--- start of EXCERPTED TEXT ---

What Bharatiya feminism offers is not a rejection of Western feminism but a reminder that there are other ways of imagining liberation.

By: Santishree Dhulipudi Pandit
Last Updated: March 8, 2026 02:36:14 IST

Every society frames the question of women’s agency through the experiences that shaped it. In Europe, the modern feminist vocabulary grew out of a long battle with the church, property, and the modern state. It is therefore structured around opposition, illustrated in binaries: the individual versus authority, rights versus exclusion, body versus control. That history produced powerful tools, and they travelled across the world because they worked.

But when this adversarial language becomes the only way we are able to think about women and power, conflicts and confusion emerge. In the case of Bharatiya culture, such binaries are nonsensical and frankly meaningless. But then what are our views and vocabulary? The sad reality is that our own ideas and thoughts on this fundamental subject, although vast, remain untranslated and underdiscussed.

For us, the starting point was never the absence of feminine power. It was its overwhelming presence. The most casual walk through India’s sacred geography makes this clear. Cities are mapped through goddesses. Rivers are mothers. Hills, groves, and even boundaries between villages are guarded by female deities who are neither gentle nor accommodating. They demand, they punish, they protect. They are not waiting to be granted legitimacy. They already possess it.

For instance, take Kali. When colonial writers first described her, they saw a grotesque figure, blood, skulls, and a dark body standing on her husband. What they were really encountering was a metaphysics they could not read. In the theological imagination that produced her, Kali is time itself, the force before which everything dissolves. Shiva beneath her is not a defeated male; he is pure consciousness without energy. The image says, quite simply, that power is feminine.

Move away from the well-lit temples and into the world of local goddess traditions, and the argument becomes even harder to ignore. In large parts of Tamil Nadu, the festivals of Mariamman, known in some regions as Karmariamman, are not conducted by a distant priesthood. They are organised by the community itself. Women carry fire pots, walk on embers, enter trance, speak as the goddess. The deity is approached not through Sanskritic liturgy but through heat, song, possession, and negotiation. Such are not symbolic gestures.

Anthropologists have long noted that village goddesses function as authorities in their own right, settling disputes, marking territorial limits, and protecting the moral economy of agrarian life. Their shrines often stand outside the formal temple complex, which is another way of saying that their power does not depend on classical structures of control.

Indeed, it is difficult to fit this into the familiar argument that goddess worship is merely a cultural compensation for women’s subordination. But that critique works in certain contexts, especially when the divine feminine is reduced to the ever-giving mother who quietly sanctifies domestic labour. Furthermore, it becomes inadequate in front of deities who are unmarried, entirely sovereign, or even frankly terrifying.

The Meenakshi of Madurai rules as a warrior-queen before her marriage is ritually staged. The goddesses of many Adivasi traditions accept offerings that orthodox temples would reject. Yellamma’s cult in parts of Karnataka and Maharashtra carries the complex histories of marginalised women who negotiate stigma and sacred authority, which was later stigmatised heavily by colonial-era morality laws. None of these figures fit the mould of the obedient consort.

--- end of EXCERPTED TEXT ---
--- start of INFORMATION SUPPLIED ---

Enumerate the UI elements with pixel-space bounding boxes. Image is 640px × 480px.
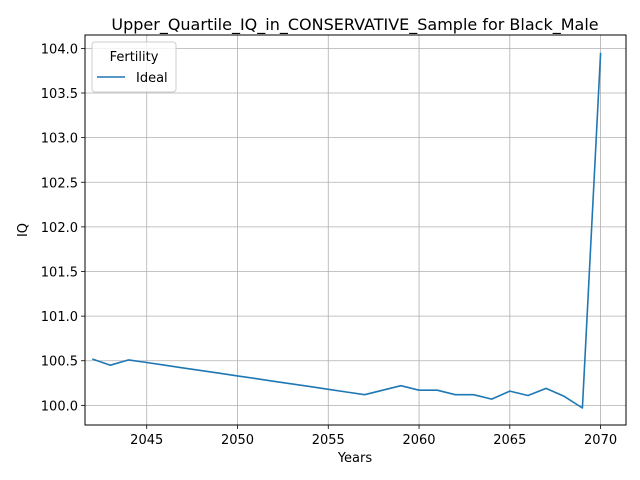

--- end of INFORMATION SUPPLIED ---

JOBS:
a) In the article on Bharatiya feminism, what is Kali in the theological imagination that produced her?
b) Please rewrite the stretch of the article on Bharatiya feminism from "For us, the" through "already possess it.", changing "sacred geography" to "holy landscape".
The listing isn't needed for anything here.

ANSWERS FOR THE EXERCISE:
a) She is time itself, the force before which everything dissolves.

b)
For us, the starting point was never the absence of feminine power. It was its overwhelming presence. The most casual walk through India’s holy landscape makes this clear. Cities are mapped through goddesses. Rivers are mothers. Hills, groves, and even boundaries between villages are guarded by female deities who are neither gentle nor accommodating. They demand, they punish, they protect. They are not waiting to be granted legitimacy. They already possess it.